[begin Data entries]

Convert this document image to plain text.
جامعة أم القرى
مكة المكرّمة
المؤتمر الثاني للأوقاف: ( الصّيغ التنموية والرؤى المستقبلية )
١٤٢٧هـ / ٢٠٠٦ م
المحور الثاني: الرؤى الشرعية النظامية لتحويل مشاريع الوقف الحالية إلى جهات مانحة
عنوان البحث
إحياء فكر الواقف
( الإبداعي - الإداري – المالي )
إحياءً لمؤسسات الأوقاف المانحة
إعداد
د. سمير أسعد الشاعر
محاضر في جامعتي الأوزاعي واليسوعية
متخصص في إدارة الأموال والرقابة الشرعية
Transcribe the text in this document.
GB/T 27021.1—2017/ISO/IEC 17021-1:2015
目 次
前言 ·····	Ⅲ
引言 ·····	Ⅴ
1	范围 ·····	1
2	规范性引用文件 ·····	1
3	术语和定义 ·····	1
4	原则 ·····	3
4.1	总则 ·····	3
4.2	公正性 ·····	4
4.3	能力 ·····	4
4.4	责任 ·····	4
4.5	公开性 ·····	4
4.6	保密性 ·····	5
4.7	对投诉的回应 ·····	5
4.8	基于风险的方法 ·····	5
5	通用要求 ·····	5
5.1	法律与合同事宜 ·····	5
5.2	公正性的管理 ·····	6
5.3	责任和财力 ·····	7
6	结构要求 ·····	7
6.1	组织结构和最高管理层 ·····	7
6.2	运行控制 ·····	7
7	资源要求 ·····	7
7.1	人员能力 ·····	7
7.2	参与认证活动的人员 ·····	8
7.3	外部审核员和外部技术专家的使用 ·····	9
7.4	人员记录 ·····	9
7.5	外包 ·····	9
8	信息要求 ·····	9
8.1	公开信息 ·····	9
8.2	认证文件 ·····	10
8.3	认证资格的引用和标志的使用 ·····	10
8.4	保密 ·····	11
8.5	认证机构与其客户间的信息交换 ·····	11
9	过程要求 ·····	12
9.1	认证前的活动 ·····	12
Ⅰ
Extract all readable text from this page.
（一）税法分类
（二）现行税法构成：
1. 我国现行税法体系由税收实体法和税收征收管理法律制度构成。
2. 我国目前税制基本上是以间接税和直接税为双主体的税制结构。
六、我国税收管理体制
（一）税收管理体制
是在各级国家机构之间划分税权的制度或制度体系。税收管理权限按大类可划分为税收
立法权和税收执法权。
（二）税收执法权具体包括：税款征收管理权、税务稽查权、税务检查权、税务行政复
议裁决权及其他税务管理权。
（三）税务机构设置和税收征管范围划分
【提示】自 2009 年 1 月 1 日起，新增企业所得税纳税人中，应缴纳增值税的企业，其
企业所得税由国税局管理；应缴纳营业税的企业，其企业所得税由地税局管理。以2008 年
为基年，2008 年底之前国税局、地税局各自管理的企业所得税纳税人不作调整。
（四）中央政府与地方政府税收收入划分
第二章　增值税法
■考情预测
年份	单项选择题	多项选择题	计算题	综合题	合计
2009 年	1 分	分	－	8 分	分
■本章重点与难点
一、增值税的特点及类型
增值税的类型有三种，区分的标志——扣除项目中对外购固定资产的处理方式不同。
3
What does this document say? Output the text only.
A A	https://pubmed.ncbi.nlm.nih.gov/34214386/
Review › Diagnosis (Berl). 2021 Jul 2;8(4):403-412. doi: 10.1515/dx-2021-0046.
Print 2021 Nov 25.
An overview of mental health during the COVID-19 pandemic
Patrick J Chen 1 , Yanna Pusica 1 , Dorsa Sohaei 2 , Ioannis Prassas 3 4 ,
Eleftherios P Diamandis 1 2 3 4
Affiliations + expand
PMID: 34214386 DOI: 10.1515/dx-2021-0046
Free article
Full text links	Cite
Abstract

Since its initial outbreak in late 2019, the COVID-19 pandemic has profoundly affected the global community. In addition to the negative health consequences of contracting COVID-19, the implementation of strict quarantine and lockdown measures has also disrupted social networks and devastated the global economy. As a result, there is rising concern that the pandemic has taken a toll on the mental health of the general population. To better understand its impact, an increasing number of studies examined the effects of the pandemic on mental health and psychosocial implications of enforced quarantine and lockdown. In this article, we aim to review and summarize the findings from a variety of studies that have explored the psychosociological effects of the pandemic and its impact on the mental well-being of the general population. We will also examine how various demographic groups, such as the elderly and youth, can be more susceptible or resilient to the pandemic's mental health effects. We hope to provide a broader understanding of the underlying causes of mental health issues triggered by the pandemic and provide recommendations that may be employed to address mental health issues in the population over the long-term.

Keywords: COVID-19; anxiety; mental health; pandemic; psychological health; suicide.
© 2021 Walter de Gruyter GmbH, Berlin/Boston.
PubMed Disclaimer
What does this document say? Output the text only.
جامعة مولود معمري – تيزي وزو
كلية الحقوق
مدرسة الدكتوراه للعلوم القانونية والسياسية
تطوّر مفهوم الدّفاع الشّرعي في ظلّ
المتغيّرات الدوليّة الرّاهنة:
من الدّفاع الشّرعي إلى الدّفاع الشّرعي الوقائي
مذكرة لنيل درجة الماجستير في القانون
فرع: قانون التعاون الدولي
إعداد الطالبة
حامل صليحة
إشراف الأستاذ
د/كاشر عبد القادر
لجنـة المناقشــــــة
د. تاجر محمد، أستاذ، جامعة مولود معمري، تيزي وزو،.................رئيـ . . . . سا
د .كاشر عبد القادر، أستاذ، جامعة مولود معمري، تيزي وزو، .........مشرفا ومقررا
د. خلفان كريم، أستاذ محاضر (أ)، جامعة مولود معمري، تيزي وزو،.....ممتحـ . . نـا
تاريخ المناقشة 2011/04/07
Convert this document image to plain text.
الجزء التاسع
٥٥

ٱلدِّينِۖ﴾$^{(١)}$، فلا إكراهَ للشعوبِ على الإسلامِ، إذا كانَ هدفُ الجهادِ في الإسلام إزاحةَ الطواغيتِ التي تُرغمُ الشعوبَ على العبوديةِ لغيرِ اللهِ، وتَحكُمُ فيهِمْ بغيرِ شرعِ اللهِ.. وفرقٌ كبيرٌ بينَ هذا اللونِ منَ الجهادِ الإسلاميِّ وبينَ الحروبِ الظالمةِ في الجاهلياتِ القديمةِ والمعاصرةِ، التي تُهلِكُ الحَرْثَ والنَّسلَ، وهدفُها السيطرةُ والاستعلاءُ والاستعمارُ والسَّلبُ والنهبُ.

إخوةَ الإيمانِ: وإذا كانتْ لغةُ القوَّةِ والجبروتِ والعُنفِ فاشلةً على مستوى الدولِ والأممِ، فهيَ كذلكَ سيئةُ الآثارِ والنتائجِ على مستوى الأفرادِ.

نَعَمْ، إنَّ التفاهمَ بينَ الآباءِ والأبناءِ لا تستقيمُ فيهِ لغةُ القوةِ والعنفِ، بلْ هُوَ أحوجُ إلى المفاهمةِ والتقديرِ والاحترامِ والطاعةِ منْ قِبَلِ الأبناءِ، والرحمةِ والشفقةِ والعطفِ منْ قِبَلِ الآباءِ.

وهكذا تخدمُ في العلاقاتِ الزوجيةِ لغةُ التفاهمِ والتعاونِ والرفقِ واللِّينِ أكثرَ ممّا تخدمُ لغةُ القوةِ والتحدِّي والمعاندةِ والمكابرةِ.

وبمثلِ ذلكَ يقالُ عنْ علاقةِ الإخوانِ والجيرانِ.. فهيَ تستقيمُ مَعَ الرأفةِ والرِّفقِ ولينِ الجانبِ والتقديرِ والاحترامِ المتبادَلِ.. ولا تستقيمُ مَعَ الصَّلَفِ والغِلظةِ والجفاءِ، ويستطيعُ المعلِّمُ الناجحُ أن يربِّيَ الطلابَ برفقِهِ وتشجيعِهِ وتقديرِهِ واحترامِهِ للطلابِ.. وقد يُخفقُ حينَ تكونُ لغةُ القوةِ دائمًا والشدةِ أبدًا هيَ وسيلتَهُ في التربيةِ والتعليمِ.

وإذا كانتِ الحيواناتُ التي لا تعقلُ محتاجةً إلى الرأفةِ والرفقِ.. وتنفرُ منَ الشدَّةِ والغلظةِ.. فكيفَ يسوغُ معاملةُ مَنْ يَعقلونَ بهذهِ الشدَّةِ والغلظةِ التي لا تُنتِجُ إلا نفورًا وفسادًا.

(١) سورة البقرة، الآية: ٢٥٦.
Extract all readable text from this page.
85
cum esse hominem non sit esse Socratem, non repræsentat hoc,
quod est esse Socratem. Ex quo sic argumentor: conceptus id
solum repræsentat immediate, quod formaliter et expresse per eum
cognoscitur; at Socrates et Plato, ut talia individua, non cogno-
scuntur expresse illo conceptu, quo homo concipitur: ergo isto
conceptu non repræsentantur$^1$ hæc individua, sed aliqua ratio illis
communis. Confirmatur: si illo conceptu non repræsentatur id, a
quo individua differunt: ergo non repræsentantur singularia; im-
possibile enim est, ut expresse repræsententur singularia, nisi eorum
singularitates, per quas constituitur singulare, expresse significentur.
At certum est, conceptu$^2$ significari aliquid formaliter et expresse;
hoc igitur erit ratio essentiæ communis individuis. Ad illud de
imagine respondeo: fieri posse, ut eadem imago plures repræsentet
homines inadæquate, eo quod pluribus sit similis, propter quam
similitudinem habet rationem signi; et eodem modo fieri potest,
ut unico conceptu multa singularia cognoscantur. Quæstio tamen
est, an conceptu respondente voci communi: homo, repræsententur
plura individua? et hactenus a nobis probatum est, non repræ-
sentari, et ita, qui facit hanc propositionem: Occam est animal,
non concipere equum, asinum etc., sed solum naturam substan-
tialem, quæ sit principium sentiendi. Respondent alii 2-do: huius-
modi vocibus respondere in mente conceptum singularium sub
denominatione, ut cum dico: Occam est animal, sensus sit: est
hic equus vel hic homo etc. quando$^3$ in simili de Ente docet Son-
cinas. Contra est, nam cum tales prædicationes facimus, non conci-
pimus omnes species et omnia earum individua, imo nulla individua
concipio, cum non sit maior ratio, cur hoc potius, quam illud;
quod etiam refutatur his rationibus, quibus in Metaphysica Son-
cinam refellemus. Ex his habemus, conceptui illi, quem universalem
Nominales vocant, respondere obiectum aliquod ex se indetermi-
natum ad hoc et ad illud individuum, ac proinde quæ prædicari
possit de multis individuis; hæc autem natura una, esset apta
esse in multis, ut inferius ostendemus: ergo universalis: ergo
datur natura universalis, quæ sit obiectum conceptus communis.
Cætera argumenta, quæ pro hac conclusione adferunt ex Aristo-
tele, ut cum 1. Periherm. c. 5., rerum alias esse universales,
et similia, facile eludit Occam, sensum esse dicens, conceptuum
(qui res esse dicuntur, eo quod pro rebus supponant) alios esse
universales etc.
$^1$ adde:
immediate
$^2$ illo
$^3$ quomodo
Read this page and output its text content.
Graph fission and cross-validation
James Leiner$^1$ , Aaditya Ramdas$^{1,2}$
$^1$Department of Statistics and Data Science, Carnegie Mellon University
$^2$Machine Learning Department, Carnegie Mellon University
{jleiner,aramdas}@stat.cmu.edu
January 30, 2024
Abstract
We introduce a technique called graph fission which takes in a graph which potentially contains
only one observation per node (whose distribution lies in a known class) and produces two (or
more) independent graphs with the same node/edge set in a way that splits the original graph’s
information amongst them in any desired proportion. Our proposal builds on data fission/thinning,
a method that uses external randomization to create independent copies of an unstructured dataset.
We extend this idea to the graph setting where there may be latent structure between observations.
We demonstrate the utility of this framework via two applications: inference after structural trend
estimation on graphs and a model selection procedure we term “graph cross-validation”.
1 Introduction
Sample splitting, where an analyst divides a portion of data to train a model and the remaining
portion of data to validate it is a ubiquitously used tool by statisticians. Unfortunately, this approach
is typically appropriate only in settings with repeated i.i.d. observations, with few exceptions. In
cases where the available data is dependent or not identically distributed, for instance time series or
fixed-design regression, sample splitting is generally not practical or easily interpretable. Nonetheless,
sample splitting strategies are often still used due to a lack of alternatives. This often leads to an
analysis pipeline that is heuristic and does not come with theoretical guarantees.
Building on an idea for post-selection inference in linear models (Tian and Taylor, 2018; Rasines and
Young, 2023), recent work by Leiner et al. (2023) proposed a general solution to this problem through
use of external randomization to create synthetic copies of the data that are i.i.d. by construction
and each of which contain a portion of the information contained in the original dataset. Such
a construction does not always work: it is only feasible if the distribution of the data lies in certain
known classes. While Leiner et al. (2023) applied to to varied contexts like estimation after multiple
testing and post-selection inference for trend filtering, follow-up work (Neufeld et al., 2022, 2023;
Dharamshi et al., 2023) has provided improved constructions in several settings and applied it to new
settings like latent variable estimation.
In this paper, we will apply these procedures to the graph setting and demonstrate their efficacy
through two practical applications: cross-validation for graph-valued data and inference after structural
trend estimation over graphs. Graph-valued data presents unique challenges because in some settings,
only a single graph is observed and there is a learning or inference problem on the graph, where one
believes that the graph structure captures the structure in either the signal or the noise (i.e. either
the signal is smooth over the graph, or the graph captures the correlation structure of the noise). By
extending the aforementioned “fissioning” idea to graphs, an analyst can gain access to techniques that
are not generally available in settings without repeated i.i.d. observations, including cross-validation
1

[end Data entries]

▶ _Written request_
Gather each line from the listing above that holds "محاضر".

▶ _Response_
محاضر في جامعتي الأوزاعي واليسوعية
د. خلفان كريم، أستاذ محاضر (أ)، جامعة مولود معمري، تيزي وزو،.....ممتحـ . . نـا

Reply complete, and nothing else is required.